Dataset entries:
%%
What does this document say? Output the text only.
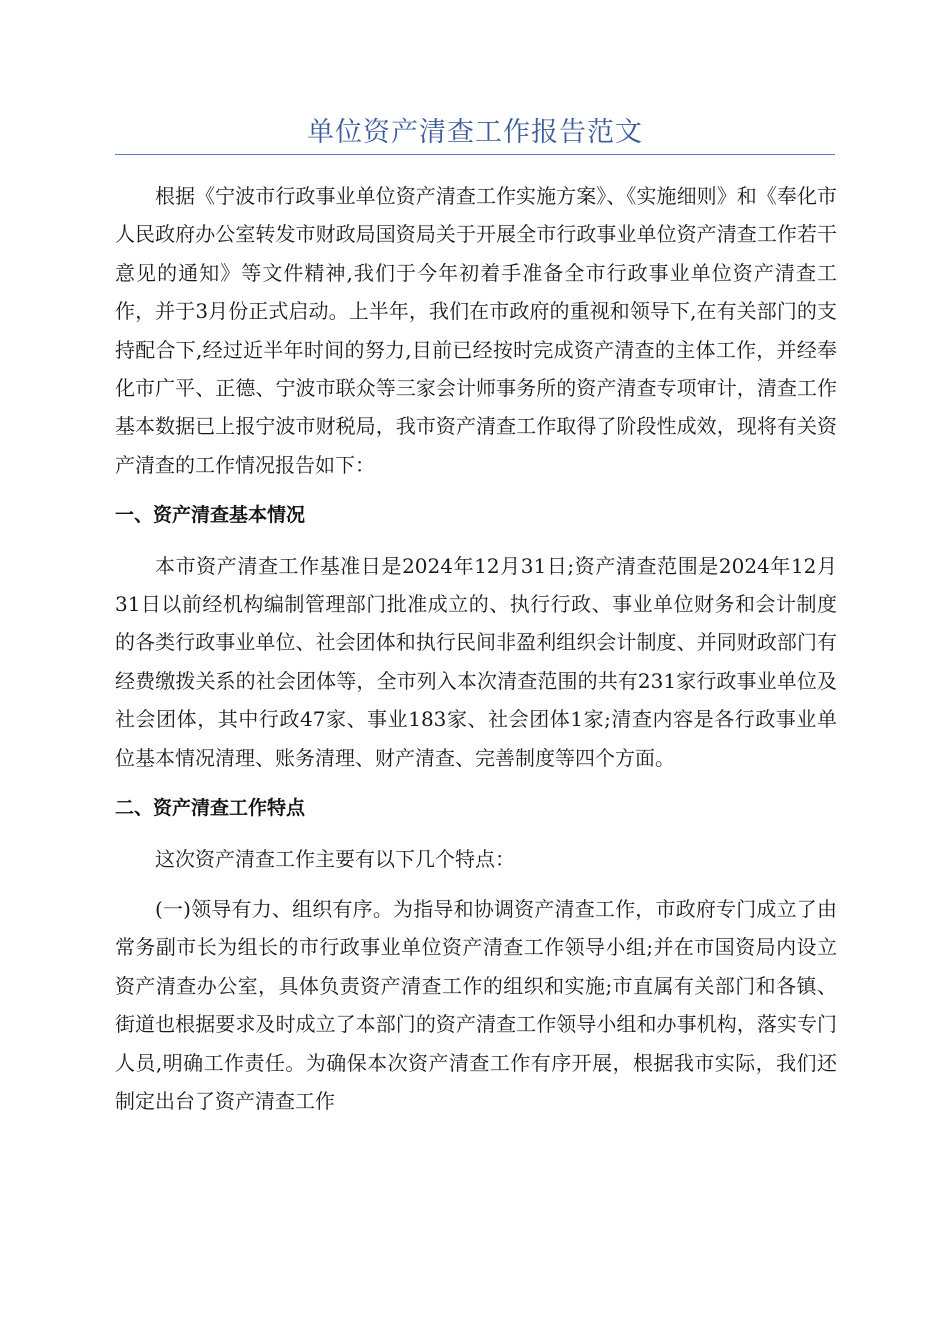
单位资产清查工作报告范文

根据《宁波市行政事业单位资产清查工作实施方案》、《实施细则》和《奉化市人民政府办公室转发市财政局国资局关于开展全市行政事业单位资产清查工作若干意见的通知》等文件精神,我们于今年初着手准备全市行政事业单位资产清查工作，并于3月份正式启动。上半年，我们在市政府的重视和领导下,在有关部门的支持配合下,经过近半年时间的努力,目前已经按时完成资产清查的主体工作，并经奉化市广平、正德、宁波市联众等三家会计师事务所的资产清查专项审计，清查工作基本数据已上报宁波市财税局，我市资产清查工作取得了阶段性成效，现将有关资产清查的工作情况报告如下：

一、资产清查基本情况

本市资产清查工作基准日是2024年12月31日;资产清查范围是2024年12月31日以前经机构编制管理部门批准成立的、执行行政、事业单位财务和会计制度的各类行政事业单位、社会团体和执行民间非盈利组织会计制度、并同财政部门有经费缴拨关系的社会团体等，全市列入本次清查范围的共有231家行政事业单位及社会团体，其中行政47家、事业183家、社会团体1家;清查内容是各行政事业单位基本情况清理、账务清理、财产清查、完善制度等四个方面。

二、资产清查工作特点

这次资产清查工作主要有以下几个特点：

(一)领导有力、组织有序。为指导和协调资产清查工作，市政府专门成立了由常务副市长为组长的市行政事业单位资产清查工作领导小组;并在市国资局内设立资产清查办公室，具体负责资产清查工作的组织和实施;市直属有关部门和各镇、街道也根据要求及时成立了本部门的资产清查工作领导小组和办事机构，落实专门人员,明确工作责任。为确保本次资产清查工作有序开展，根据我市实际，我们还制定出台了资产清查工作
%%
SHORT PROBLEM —
Write out all the entries again, word for word, and print no images.

WRITTEN REPLY —
What does this document say? Output the text only.
单位资产清查工作报告范文

根据《宁波市行政事业单位资产清查工作实施方案》、《实施细则》和《奉化市人民政府办公室转发市财政局国资局关于开展全市行政事业单位资产清查工作若干意见的通知》等文件精神,我们于今年初着手准备全市行政事业单位资产清查工作，并于3月份正式启动。上半年，我们在市政府的重视和领导下,在有关部门的支持配合下,经过近半年时间的努力,目前已经按时完成资产清查的主体工作，并经奉化市广平、正德、宁波市联众等三家会计师事务所的资产清查专项审计，清查工作基本数据已上报宁波市财税局，我市资产清查工作取得了阶段性成效，现将有关资产清查的工作情况报告如下：

一、资产清查基本情况

本市资产清查工作基准日是2024年12月31日;资产清查范围是2024年12月31日以前经机构编制管理部门批准成立的、执行行政、事业单位财务和会计制度的各类行政事业单位、社会团体和执行民间非盈利组织会计制度、并同财政部门有经费缴拨关系的社会团体等，全市列入本次清查范围的共有231家行政事业单位及社会团体，其中行政47家、事业183家、社会团体1家;清查内容是各行政事业单位基本情况清理、账务清理、财产清查、完善制度等四个方面。

二、资产清查工作特点

这次资产清查工作主要有以下几个特点：

(一)领导有力、组织有序。为指导和协调资产清查工作，市政府专门成立了由常务副市长为组长的市行政事业单位资产清查工作领导小组;并在市国资局内设立资产清查办公室，具体负责资产清查工作的组织和实施;市直属有关部门和各镇、街道也根据要求及时成立了本部门的资产清查工作领导小组和办事机构，落实专门人员,明确工作责任。为确保本次资产清查工作有序开展，根据我市实际，我们还制定出台了资产清查工作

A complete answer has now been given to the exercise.